■ **EXERCISES TO COMPLETE**
- A) Please list every recording studio named in the album summary.
- B) Reproduce the stretch of the album summary from "Studio album by" through "the international release.".

■ **SUPPLIED PASSAGE**
>> begin
Studio album by Martina McBride
- Released: September 14, 1993
- Studio: Javelina (Nashville, Tennessee); Money Pit (Nashville, Tennessee); Music Mill (Nashville, Tennessee); Sound Emporium (Nashville, Tennessee);
- Genre: Country
- Length: 34:05
- Label: RCA Nashville
- Producer: Paul Worley; Martina McBride; Ed Seay;

Martina McBride chronology
| The Time Has Come (1992) | The Way That I Am (1993) | Wild Angels (1995) |

Alternative cover
- Cover of the international release.
>> end
■ **DATASET CONTENT**
>> begin
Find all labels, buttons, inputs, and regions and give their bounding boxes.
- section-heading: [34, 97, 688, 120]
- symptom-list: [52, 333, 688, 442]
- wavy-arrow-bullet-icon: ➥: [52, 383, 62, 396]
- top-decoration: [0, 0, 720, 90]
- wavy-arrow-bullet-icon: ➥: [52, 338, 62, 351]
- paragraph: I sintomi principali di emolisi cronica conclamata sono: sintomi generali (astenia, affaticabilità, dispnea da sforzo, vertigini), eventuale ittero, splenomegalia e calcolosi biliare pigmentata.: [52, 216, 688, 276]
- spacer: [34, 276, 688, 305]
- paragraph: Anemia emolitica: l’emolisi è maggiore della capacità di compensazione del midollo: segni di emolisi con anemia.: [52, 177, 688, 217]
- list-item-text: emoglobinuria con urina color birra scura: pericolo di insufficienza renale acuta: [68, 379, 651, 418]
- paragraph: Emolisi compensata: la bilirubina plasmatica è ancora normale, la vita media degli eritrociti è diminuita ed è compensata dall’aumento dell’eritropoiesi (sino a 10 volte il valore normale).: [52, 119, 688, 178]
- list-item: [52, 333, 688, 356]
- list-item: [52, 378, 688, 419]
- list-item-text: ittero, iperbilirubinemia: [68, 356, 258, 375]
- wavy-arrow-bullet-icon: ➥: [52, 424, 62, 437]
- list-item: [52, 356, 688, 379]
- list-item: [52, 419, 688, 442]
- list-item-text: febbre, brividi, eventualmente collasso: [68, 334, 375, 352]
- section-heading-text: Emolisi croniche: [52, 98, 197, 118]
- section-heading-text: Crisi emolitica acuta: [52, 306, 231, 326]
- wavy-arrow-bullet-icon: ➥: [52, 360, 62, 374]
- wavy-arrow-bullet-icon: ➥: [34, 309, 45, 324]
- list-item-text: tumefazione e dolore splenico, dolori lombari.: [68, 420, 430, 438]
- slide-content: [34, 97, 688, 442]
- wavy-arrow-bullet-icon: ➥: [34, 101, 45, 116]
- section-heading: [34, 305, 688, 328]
>> end
■ **SOLUTIONS TO THE TASKS**
- A) Javelina, Money Pit, Music Mill, Sound Emporium

- B)
Studio album by Martina McBride
- Released: September 14, 1993
- Studio: Javelina (Nashville, Tennessee); Money Pit (Nashville, Tennessee); Music Mill (Nashville, Tennessee); Sound Emporium (Nashville, Tennessee);
- Genre: Country
- Length: 34:05
- Label: RCA Nashville
- Producer: Paul Worley; Martina McBride; Ed Seay;

Martina McBride chronology
| The Time Has Come (1992) | The Way That I Am (1993) | Wild Angels (1995) |

Alternative cover
- Cover of the international release.